» Written exercise 1
In the records, reproduce the lines starting at the line containing "UI element localization: list" and ending at the line containing "- legend-key-triangle-icon: [880, 250, 912, 261]", with "legend-label" changed to "legend-caption" and nothing else altered.

Monday, March 23, 2009

Two in the Bush

I like to run, even when dogs and the police aren’t involved. A few years ago I trained for a marathon. On the big day, however, I only ran half the distance. Running a half marathon is like being pregnant with twins but only giving birth to one baby. It's both painful and rewarding . . . and when you finish, you always wonder if you should have pushed harder.

I watch the sidewalk when I run. Even on the prettiest spring days I ignore the sky and search the ground, hoping some other runner might have dropped his second wind. Once, during the final push of a 10 mile trot, I was counting cracks when a flash of movement caught my eye.

did I just see a *breathe* over near the *breathe* is that a . . .

I looked up from the sidewalk to see a small spark of a bird dart out of a ditch and fly a few feet from my sweating face.

This wouldn’t have been noteworthy except for one small detail – the bird’s color. Instead of camouflaging its feathers to blend with a earth toned environment, the bird was bright green, like a crayon or piece of construction paper. Crossing the street, its wings flashed neon in a cardboard world.

Of course, I hold no prejudice against green birds. I believe all of God’s creatures should be proud of their heritage and display their colors without fear of drawing undue attention to themselves. It’s just that in most neighborhoods outside the Amazon, birds tend to be less flashy. Less exotic. Less green.

In Nashville, where I was running, we had many lovely blue birds, brown birds, red birds, and gray birds. We even enjoyed a few spectacular yellow finches. The only place in the Music City where you might find green birds, however, was at the zoo and on the Discovery Channel.

That’s why it was surprising, as I ran up a hill and into what I feared might be the beginning of cardiac arrest, when a wad of emerald feathers flashed across the sidewalk and into the great suburban wild of Nashville. I was certain the bird – a small fist-sized parrot – must have been an illusion, a figment of my sweating imagination. Had I suddenly tasted pennies or felt a tingling sensation in my left arm, the hallucination would have made much more sense and I might have expected to turn the corner and find myself running into a warm, white light.

But instead of a glowing end to my suffering, all I saw on the street was a rust red pick-up truck approaching on my right.

When you’re running and a truck passes going the opposite direction, you don’t have long to look through the windshield. Dolly Parton could drive past and you probably wouldn’t notice. But because the rust red truck was moving slower than it should have been, I had a few extra seconds to see the driver. Sitting behind the wheel was a sixty year old man, rough and unshaven, with gray hair, a red shirt, and a large green parrot perched on his right shoulder – the second parrot I had seen in the past two minutes.

With the exception of Jimmy Buffet – who lived in Nashville before he moved to Margaritaville – men in the Music City don’t generally wear parrots to work. In fact, the average Nashvillian knows as much about parrots as he does about recording contracts. Both are rumored to be real, but few have seen either in person.

» Written exercise 2
Shorten the paragraph of the parrot essay above that begins "When you’re running and a truck passes," keeping its main facts.

» Records shown
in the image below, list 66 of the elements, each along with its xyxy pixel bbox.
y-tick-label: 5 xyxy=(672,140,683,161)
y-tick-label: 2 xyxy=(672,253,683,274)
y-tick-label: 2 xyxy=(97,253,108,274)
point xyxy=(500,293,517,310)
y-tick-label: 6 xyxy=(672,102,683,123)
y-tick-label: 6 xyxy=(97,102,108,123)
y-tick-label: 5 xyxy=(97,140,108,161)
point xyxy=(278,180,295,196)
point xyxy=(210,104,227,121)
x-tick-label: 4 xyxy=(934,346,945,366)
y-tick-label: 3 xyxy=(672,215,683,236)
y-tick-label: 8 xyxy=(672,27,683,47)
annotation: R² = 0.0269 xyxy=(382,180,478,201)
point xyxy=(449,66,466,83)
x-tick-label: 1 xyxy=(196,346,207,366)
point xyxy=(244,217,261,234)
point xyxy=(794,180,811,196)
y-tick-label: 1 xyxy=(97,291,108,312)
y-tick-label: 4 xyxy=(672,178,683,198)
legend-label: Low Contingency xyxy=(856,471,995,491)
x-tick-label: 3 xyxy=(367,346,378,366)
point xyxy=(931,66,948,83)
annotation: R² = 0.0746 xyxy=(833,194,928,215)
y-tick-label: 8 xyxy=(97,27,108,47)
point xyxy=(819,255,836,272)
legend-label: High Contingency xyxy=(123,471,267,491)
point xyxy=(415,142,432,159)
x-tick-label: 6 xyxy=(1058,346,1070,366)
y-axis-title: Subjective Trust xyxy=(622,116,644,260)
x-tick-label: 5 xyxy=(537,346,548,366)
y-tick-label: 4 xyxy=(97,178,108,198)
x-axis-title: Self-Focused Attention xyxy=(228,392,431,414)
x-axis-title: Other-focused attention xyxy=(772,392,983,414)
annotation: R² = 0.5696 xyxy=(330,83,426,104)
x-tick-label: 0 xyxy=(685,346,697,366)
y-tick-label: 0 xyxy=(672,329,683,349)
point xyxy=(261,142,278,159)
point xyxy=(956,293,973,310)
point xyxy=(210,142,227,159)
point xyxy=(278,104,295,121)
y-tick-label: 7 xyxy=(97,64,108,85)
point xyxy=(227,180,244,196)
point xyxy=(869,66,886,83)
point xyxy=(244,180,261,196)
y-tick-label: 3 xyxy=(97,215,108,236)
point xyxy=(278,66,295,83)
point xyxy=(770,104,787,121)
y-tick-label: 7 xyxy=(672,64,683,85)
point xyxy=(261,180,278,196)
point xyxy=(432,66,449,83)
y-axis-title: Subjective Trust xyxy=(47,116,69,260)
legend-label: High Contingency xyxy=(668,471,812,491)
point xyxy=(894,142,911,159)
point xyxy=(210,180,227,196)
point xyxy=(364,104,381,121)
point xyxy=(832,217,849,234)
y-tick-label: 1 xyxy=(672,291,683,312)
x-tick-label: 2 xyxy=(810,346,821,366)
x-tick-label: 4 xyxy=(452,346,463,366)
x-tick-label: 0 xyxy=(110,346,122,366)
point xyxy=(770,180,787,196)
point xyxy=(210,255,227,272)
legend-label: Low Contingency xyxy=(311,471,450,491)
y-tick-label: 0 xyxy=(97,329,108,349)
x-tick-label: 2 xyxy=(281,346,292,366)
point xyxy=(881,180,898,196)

==

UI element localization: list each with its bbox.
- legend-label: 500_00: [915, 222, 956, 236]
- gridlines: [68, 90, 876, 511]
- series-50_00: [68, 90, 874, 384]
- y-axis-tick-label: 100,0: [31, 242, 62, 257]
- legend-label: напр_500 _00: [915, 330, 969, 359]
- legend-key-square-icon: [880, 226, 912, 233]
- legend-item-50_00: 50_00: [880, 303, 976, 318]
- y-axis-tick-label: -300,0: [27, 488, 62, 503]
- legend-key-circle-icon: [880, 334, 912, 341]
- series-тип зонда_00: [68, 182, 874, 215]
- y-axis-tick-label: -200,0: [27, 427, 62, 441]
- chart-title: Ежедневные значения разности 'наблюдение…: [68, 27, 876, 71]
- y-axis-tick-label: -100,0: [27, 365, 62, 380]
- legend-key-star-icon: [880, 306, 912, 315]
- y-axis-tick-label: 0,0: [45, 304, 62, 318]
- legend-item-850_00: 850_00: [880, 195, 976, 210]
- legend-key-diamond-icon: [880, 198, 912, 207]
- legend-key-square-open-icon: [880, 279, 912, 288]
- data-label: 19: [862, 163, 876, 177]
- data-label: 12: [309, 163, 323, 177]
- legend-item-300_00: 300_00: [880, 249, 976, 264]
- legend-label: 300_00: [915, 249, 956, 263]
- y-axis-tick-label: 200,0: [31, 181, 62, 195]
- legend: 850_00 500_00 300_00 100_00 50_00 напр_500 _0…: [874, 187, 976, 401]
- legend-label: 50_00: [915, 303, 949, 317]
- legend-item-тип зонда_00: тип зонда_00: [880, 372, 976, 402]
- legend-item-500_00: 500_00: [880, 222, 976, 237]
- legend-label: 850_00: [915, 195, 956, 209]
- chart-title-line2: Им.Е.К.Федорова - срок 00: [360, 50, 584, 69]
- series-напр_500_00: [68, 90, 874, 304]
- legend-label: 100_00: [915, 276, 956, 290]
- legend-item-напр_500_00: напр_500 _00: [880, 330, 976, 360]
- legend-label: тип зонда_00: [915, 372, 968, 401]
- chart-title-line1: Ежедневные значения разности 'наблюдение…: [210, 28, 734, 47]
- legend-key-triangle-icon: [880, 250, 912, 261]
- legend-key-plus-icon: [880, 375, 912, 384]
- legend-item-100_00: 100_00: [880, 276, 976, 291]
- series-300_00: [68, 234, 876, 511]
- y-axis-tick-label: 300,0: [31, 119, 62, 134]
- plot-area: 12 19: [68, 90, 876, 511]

==

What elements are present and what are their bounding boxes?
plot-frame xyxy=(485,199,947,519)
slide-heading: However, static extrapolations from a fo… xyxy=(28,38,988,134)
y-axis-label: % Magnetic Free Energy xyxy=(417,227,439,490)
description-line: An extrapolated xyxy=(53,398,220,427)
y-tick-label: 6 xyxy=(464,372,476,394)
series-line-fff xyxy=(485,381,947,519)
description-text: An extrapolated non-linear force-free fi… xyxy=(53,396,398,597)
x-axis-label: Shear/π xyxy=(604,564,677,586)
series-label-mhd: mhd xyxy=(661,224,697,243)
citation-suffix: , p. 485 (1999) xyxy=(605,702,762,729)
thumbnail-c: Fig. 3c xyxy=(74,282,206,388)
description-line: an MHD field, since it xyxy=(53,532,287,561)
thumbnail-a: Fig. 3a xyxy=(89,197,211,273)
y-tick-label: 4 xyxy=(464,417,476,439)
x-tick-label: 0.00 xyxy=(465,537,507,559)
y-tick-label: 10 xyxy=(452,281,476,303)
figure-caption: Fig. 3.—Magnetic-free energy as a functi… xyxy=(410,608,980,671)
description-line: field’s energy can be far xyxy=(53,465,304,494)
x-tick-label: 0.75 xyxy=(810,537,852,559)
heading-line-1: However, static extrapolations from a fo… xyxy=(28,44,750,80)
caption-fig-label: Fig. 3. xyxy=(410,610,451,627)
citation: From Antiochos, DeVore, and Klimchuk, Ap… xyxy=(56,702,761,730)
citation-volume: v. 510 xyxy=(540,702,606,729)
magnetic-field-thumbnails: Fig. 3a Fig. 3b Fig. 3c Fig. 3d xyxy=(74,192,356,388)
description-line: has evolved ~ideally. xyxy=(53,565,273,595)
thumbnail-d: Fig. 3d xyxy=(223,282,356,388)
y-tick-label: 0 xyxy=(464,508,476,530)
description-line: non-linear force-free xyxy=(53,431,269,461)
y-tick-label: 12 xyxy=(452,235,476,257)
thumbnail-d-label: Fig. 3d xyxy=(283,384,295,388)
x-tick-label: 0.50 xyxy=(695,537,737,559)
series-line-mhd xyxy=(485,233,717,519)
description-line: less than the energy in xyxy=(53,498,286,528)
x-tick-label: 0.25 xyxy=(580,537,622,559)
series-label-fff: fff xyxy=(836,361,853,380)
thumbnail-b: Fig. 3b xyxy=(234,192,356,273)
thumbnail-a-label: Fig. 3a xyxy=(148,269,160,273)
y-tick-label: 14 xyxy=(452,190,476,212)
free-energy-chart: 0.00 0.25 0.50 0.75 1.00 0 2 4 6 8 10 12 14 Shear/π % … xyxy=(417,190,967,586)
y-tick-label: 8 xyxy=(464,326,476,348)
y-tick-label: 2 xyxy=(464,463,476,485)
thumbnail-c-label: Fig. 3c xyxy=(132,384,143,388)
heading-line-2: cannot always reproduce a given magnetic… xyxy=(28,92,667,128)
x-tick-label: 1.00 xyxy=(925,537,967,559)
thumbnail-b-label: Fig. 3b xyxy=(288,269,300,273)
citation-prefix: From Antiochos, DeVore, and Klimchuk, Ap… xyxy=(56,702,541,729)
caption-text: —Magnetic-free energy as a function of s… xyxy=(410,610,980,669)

» Answer 1
UI element localization: list each with its bbox.
- legend-caption: 500_00: [915, 222, 956, 236]
- gridlines: [68, 90, 876, 511]
- series-50_00: [68, 90, 874, 384]
- y-axis-tick-label: 100,0: [31, 242, 62, 257]
- legend-caption: напр_500 _00: [915, 330, 969, 359]
- legend-key-square-icon: [880, 226, 912, 233]
- legend-item-50_00: 50_00: [880, 303, 976, 318]
- y-axis-tick-label: -300,0: [27, 488, 62, 503]
- legend-key-circle-icon: [880, 334, 912, 341]
- series-тип зонда_00: [68, 182, 874, 215]
- y-axis-tick-label: -200,0: [27, 427, 62, 441]
- chart-title: Ежедневные значения разности 'наблюдение…: [68, 27, 876, 71]
- y-axis-tick-label: -100,0: [27, 365, 62, 380]
- legend-key-star-icon: [880, 306, 912, 315]
- y-axis-tick-label: 0,0: [45, 304, 62, 318]
- legend-item-850_00: 850_00: [880, 195, 976, 210]
- legend-key-diamond-icon: [880, 198, 912, 207]
- legend-key-square-open-icon: [880, 279, 912, 288]
- data-label: 19: [862, 163, 876, 177]
- data-label: 12: [309, 163, 323, 177]
- legend-item-300_00: 300_00: [880, 249, 976, 264]
- legend-caption: 300_00: [915, 249, 956, 263]
- y-axis-tick-label: 200,0: [31, 181, 62, 195]
- legend: 850_00 500_00 300_00 100_00 50_00 напр_500 _0…: [874, 187, 976, 401]
- legend-caption: 50_00: [915, 303, 949, 317]
- legend-item-тип зонда_00: тип зонда_00: [880, 372, 976, 402]
- legend-item-500_00: 500_00: [880, 222, 976, 237]
- legend-caption: 850_00: [915, 195, 956, 209]
- chart-title-line2: Им.Е.К.Федорова - срок 00: [360, 50, 584, 69]
- series-напр_500_00: [68, 90, 874, 304]
- legend-caption: 100_00: [915, 276, 956, 290]
- legend-item-напр_500_00: напр_500 _00: [880, 330, 976, 360]
- legend-caption: тип зонда_00: [915, 372, 968, 401]
- chart-title-line1: Ежедневные значения разности 'наблюдение…: [210, 28, 734, 47]
- legend-key-triangle-icon: [880, 250, 912, 261]

» Answer 2
A runner gets little time to look through the windshield of a truck going the other way. This rust red truck was moving slower than it should have been, though, so the narrator had a few extra seconds to see the driver. He was a rough, unshaven sixty-year-old man with gray hair and a red shirt. A large green parrot sat on his right shoulder, the second parrot in two minutes.